Dataset excerpt

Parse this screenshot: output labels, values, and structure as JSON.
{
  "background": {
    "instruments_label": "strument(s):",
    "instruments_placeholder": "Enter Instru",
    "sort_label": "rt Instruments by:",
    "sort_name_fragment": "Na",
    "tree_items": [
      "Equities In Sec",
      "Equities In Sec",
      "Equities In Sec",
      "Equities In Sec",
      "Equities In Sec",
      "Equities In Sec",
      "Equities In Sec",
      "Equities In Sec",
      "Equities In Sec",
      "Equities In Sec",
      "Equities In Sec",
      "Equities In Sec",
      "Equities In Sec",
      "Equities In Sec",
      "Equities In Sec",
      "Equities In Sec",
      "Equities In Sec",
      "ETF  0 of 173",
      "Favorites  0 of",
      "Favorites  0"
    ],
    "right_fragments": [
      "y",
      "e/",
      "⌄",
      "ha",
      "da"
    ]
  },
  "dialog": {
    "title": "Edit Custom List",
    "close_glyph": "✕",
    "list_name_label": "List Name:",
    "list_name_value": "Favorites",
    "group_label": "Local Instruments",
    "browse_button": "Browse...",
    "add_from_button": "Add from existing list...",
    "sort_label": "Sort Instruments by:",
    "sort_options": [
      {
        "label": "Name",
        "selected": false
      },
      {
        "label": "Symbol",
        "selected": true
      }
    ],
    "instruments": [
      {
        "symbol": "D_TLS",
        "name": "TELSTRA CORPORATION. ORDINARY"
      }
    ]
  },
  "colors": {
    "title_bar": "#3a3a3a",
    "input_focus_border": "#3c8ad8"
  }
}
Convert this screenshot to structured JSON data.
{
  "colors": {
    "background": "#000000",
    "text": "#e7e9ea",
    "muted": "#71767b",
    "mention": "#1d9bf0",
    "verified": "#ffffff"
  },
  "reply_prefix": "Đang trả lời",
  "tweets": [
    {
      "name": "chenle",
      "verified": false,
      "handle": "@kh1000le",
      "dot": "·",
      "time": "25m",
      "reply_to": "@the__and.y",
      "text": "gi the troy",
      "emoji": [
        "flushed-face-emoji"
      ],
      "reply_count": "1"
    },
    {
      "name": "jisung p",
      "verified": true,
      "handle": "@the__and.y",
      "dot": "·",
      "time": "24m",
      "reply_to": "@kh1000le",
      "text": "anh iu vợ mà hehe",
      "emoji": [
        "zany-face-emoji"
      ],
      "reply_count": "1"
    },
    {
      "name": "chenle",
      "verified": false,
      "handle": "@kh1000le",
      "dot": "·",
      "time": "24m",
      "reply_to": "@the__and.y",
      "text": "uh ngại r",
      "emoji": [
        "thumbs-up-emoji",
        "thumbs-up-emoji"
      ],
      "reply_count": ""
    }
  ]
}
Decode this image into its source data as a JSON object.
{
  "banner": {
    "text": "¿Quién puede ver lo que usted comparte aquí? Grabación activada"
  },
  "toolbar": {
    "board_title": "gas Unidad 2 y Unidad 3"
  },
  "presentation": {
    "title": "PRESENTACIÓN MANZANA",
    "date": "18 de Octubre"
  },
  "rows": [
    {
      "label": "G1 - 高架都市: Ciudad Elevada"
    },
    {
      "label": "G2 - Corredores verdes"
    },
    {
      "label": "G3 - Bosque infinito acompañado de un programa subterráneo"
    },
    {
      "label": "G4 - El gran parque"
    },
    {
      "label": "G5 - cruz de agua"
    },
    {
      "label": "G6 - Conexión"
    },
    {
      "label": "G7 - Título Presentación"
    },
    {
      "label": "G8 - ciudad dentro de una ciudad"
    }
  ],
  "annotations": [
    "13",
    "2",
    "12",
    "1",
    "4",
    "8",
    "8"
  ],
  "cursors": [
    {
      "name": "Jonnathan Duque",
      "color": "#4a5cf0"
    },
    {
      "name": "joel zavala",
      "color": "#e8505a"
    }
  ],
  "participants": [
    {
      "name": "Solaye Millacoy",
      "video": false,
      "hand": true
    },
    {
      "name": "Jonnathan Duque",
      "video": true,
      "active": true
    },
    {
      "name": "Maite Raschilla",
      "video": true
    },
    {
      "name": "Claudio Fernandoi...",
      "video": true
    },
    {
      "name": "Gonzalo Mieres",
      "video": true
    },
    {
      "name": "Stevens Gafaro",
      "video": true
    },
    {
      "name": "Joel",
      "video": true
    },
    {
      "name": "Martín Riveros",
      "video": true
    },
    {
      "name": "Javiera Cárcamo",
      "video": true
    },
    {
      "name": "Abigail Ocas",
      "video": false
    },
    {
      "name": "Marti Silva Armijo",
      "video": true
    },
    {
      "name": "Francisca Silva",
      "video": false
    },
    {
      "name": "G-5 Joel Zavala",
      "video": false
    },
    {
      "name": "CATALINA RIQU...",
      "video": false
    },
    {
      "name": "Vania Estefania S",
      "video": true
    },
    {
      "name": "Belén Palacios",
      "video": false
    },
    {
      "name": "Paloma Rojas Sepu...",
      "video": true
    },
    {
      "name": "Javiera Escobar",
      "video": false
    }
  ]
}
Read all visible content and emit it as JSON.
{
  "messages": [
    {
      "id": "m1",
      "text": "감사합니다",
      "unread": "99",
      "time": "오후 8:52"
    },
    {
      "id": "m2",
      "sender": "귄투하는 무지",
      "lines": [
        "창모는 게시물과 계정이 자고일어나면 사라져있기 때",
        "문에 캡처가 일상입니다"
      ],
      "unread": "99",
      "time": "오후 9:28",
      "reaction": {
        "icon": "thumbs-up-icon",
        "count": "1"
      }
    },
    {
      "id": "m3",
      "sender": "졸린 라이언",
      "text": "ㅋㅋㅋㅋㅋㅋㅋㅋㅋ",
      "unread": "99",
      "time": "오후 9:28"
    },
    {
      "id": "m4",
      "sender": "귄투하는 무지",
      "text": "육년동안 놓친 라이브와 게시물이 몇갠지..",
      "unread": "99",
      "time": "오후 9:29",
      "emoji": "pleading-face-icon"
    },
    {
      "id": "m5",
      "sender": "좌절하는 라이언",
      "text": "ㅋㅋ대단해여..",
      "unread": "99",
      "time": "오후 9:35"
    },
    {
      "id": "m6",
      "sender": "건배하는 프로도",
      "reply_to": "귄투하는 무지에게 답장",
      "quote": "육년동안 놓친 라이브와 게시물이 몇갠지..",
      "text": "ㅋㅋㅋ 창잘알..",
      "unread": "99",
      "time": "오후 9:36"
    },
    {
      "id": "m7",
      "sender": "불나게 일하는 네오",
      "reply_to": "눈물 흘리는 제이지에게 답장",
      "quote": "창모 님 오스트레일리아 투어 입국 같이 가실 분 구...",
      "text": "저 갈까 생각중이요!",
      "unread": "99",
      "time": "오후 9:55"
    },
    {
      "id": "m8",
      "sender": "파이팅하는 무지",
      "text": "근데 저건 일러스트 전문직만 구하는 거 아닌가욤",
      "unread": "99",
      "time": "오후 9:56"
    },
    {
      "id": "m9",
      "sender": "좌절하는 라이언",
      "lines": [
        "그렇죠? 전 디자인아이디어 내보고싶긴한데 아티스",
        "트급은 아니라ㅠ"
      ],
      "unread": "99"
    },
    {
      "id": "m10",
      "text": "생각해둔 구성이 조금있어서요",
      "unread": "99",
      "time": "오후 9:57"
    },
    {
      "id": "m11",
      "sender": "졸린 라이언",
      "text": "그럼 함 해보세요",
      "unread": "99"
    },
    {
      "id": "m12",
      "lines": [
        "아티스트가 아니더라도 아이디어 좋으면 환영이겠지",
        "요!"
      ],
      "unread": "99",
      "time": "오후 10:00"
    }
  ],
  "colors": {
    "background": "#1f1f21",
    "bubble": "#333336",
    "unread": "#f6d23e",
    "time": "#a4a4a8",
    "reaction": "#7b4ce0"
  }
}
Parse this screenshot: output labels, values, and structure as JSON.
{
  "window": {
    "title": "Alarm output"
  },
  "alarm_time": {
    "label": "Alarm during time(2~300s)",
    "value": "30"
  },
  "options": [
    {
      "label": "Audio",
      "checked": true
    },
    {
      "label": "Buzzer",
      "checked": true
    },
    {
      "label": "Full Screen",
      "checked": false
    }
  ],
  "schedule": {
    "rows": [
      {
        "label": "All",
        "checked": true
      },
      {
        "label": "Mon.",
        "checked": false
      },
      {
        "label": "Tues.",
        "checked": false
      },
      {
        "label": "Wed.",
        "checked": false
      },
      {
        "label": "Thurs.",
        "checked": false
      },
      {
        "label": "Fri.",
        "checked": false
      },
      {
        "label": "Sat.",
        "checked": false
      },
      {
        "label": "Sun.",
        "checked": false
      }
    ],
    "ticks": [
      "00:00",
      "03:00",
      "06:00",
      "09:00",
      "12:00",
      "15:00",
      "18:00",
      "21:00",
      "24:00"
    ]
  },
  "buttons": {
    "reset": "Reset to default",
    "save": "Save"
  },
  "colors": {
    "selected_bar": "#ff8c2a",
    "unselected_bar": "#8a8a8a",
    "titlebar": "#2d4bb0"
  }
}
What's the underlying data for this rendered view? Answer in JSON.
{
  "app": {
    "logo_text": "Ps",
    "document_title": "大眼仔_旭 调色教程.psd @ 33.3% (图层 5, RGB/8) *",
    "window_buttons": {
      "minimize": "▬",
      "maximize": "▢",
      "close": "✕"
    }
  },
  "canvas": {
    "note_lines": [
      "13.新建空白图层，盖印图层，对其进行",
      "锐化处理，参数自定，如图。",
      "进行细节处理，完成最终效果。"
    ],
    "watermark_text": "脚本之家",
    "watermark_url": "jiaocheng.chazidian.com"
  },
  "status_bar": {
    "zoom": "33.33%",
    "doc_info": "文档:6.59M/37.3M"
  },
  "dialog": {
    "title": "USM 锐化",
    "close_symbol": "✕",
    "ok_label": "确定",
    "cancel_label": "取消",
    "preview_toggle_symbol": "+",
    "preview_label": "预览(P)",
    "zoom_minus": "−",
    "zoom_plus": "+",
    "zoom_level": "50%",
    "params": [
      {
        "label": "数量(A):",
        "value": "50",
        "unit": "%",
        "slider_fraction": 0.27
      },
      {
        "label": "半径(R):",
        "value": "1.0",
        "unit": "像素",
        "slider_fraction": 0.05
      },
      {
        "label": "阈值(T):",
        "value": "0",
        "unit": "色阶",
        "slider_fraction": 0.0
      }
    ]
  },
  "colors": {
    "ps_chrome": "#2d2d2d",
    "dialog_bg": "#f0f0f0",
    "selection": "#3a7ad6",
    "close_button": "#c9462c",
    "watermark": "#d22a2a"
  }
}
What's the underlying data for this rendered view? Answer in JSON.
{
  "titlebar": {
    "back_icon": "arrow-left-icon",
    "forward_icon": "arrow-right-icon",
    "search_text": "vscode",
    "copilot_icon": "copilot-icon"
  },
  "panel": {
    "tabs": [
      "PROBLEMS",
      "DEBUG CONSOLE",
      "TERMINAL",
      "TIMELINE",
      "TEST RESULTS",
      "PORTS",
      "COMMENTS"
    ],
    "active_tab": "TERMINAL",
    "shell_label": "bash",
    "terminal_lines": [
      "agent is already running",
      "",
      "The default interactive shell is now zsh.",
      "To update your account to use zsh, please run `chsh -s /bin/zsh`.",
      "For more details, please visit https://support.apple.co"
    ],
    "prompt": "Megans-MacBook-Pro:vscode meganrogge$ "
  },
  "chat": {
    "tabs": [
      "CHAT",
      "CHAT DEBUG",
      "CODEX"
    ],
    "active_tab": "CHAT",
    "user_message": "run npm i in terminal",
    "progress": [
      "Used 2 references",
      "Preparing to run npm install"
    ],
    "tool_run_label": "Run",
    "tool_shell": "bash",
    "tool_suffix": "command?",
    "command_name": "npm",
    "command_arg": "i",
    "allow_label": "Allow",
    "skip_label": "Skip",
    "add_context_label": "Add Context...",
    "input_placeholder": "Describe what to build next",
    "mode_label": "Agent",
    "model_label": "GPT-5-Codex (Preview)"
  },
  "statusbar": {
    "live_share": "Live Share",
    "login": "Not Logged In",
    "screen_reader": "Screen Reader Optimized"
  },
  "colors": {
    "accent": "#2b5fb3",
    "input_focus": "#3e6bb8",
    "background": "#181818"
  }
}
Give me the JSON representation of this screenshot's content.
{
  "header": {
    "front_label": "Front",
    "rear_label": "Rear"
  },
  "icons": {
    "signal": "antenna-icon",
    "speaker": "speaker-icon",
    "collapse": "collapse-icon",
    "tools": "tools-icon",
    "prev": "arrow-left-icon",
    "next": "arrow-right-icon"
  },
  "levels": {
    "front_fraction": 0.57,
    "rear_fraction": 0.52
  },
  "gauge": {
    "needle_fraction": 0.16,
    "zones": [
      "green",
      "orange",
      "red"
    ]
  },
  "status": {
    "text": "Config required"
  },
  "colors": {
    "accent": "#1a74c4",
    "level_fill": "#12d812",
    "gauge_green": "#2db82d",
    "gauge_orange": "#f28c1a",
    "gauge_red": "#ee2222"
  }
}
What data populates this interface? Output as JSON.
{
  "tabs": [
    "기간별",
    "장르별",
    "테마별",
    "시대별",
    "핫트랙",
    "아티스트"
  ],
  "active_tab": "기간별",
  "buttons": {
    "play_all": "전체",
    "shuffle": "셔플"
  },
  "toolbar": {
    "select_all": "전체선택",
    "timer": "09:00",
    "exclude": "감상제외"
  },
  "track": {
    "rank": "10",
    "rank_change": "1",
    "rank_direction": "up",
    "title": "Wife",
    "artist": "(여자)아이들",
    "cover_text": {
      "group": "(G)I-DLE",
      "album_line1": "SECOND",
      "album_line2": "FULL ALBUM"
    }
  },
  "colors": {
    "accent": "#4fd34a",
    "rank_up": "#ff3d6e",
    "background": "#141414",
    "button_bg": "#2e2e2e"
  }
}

- Given problem:
Locate the word "screenshot" in the records and collect each line it appears in.

- Result of the exercise:
Parse this screenshot: output labels, values, and structure as JSON.
Convert this screenshot to structured JSON data.
Parse this screenshot: output labels, values, and structure as JSON.
Give me the JSON representation of this screenshot's content.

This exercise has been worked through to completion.